→ **WHAT IS EXPECTED**
Reproduce the lines of the material below without changes, from the line with "text-line: verkliga eller" to the line with "text-line: Man har", including both of those lines.
─── ITEMS ───
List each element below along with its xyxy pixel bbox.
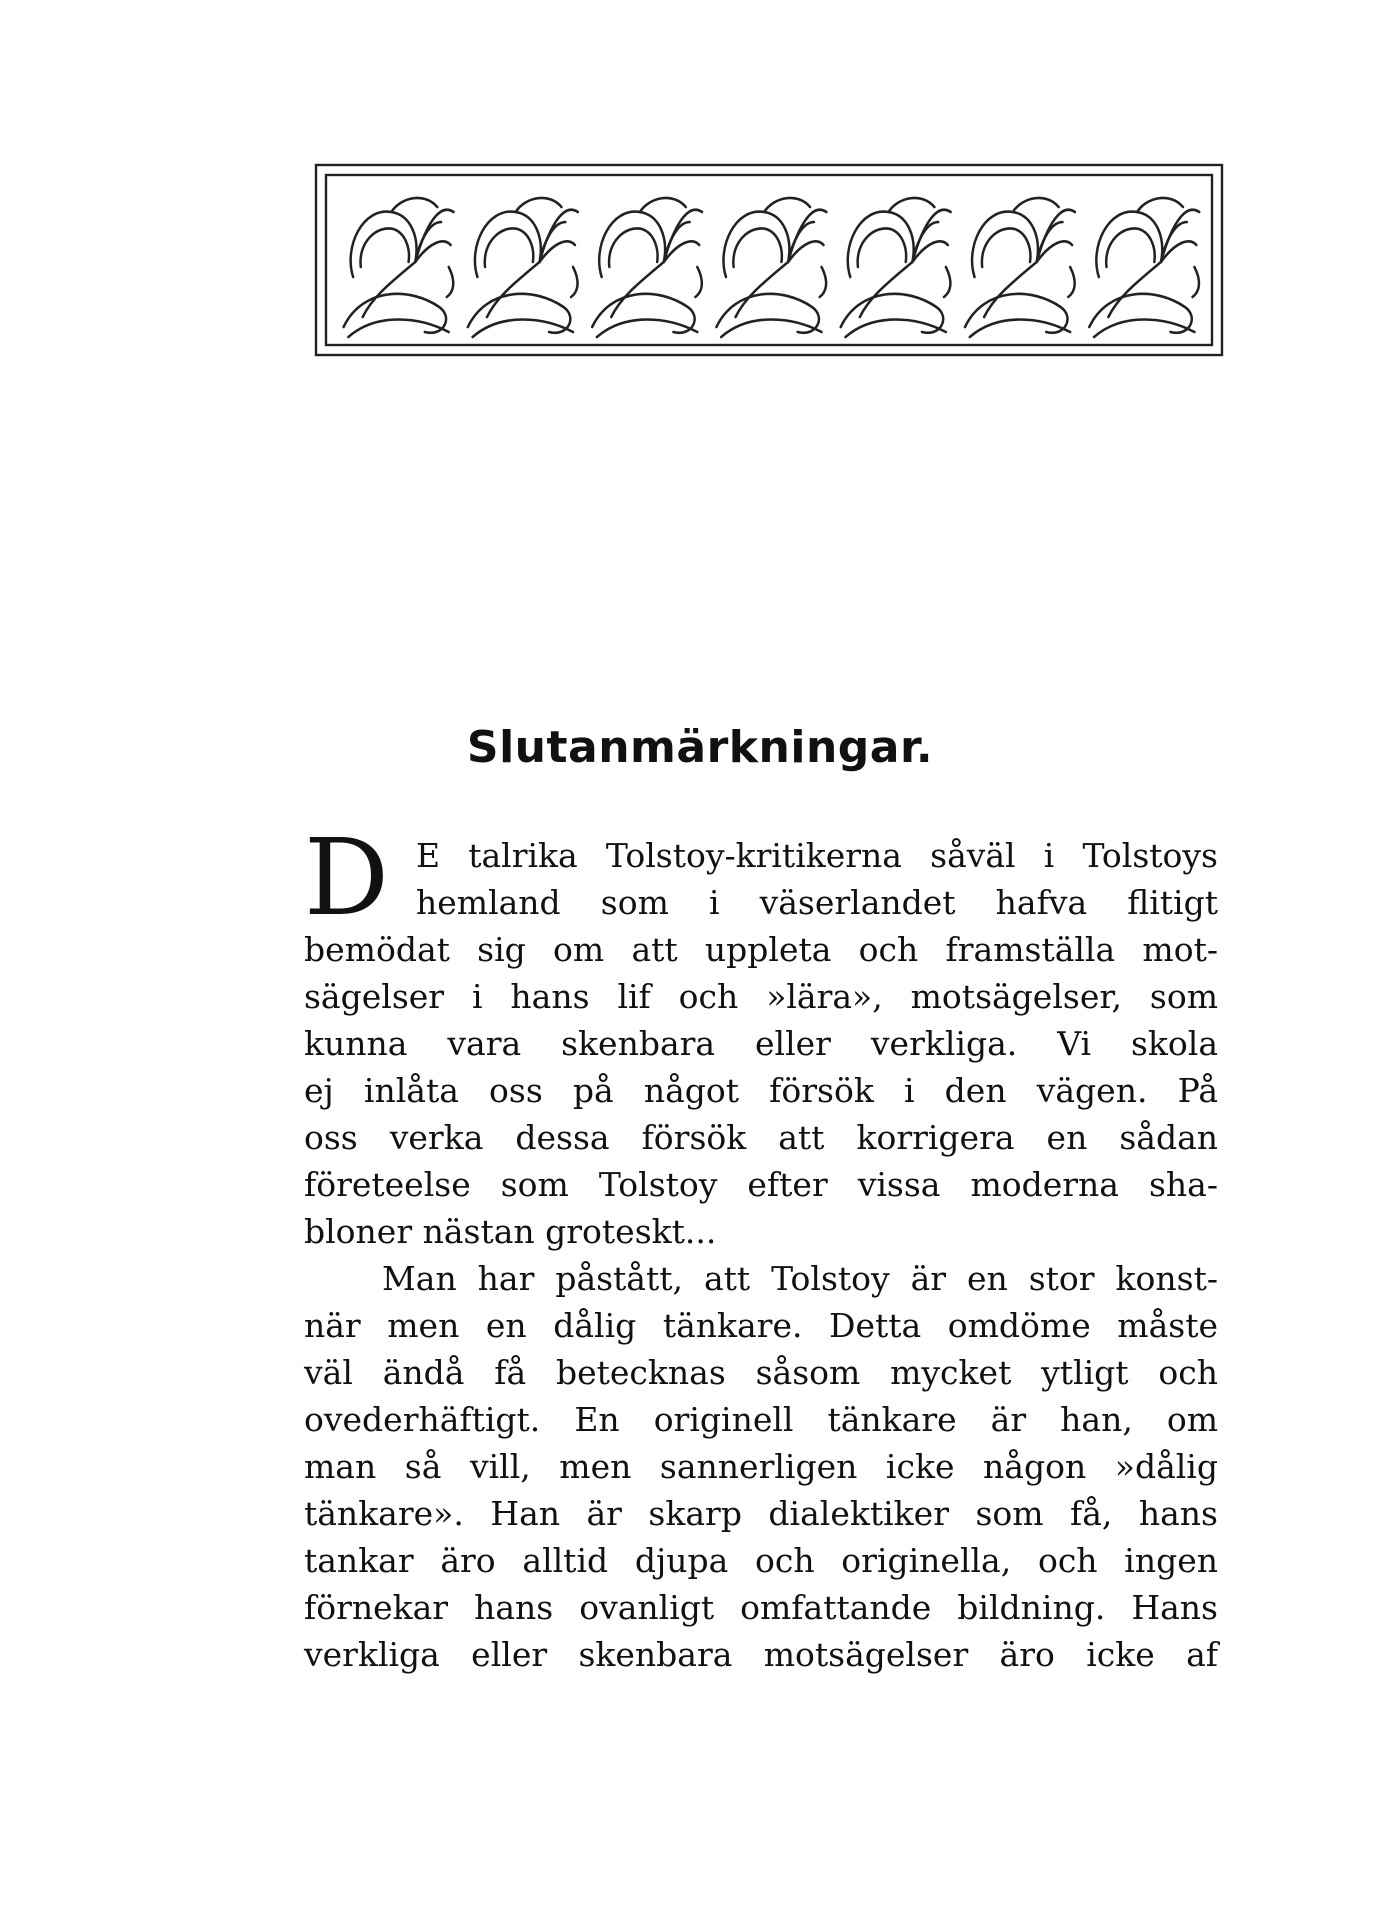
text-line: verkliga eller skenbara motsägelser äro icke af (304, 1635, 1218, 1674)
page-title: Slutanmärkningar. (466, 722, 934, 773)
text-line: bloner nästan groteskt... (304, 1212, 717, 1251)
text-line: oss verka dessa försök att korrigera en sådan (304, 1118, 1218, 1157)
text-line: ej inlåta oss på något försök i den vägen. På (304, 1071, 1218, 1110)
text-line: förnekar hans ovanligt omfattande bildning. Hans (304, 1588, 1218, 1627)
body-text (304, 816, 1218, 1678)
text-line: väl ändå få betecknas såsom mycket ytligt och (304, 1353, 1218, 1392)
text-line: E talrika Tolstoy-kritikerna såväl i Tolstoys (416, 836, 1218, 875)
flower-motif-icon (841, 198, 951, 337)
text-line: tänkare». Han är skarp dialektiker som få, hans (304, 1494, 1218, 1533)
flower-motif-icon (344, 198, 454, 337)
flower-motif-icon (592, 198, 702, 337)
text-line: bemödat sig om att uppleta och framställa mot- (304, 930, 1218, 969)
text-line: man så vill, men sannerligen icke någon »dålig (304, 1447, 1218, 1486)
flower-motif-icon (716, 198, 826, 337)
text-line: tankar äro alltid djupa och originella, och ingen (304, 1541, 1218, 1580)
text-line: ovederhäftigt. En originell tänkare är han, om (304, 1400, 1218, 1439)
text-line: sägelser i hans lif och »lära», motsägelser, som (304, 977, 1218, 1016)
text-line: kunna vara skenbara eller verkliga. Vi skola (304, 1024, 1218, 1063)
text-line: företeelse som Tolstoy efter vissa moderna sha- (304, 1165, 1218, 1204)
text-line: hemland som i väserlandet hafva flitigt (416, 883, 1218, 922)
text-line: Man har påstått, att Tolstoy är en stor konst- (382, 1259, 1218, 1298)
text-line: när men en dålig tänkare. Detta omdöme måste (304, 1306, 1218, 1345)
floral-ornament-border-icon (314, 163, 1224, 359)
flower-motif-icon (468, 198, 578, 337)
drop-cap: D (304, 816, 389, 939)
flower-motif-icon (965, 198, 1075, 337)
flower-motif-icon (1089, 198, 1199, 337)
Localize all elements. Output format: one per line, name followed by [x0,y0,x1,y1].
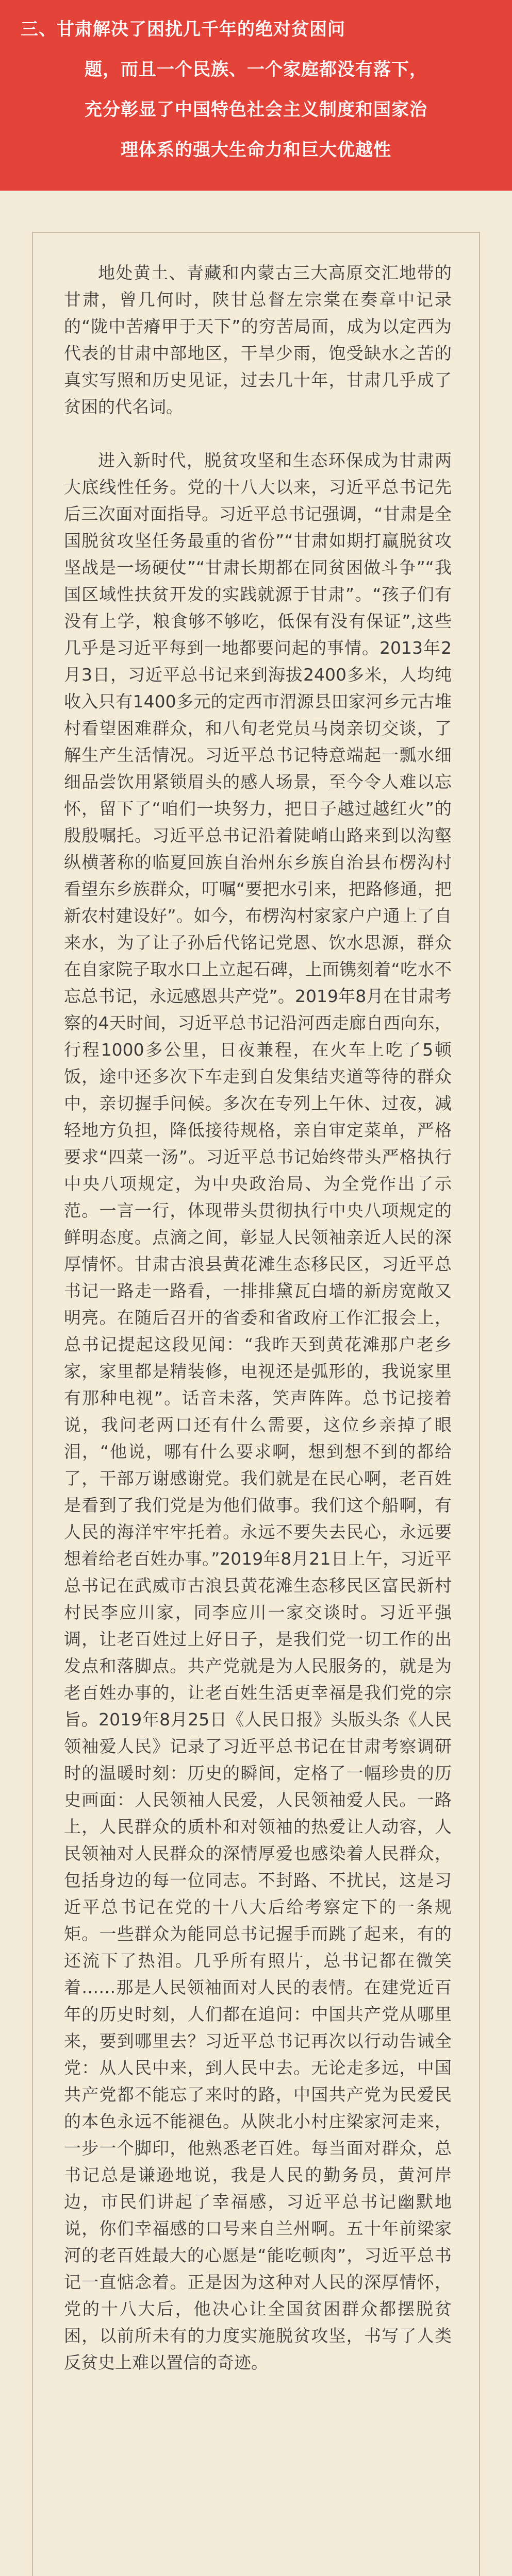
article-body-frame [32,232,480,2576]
───
→ **FULL SOLUTION**
text-line: verkliga eller skenbara motsägelser äro icke af (304, 1635, 1218, 1674)
page-title: Slutanmärkningar. (466, 722, 934, 773)
text-line: bloner nästan groteskt... (304, 1212, 717, 1251)
text-line: oss verka dessa försök att korrigera en sådan (304, 1118, 1218, 1157)
text-line: ej inlåta oss på något försök i den vägen. På (304, 1071, 1218, 1110)
text-line: förnekar hans ovanligt omfattande bildning. Hans (304, 1588, 1218, 1627)
body-text (304, 816, 1218, 1678)
text-line: väl ändå få betecknas såsom mycket ytligt och (304, 1353, 1218, 1392)
text-line: E talrika Tolstoy-kritikerna såväl i Tolstoys (416, 836, 1218, 875)
flower-motif-icon (841, 198, 951, 337)
text-line: tänkare». Han är skarp dialektiker som få, hans (304, 1494, 1218, 1533)
flower-motif-icon (344, 198, 454, 337)
flower-motif-icon (592, 198, 702, 337)
text-line: bemödat sig om att uppleta och framställa mot- (304, 930, 1218, 969)
text-line: man så vill, men sannerligen icke någon »dålig (304, 1447, 1218, 1486)
flower-motif-icon (716, 198, 826, 337)
text-line: tankar äro alltid djupa och originella, och ingen (304, 1541, 1218, 1580)
text-line: ovederhäftigt. En originell tänkare är han, om (304, 1400, 1218, 1439)
text-line: sägelser i hans lif och »lära», motsägelser, som (304, 977, 1218, 1016)
text-line: kunna vara skenbara eller verkliga. Vi skola (304, 1024, 1218, 1063)
text-line: företeelse som Tolstoy efter vissa moderna sha- (304, 1165, 1218, 1204)
text-line: hemland som i väserlandet hafva flitigt (416, 883, 1218, 922)
text-line: Man har påstått, att Tolstoy är en stor konst- (382, 1259, 1218, 1298)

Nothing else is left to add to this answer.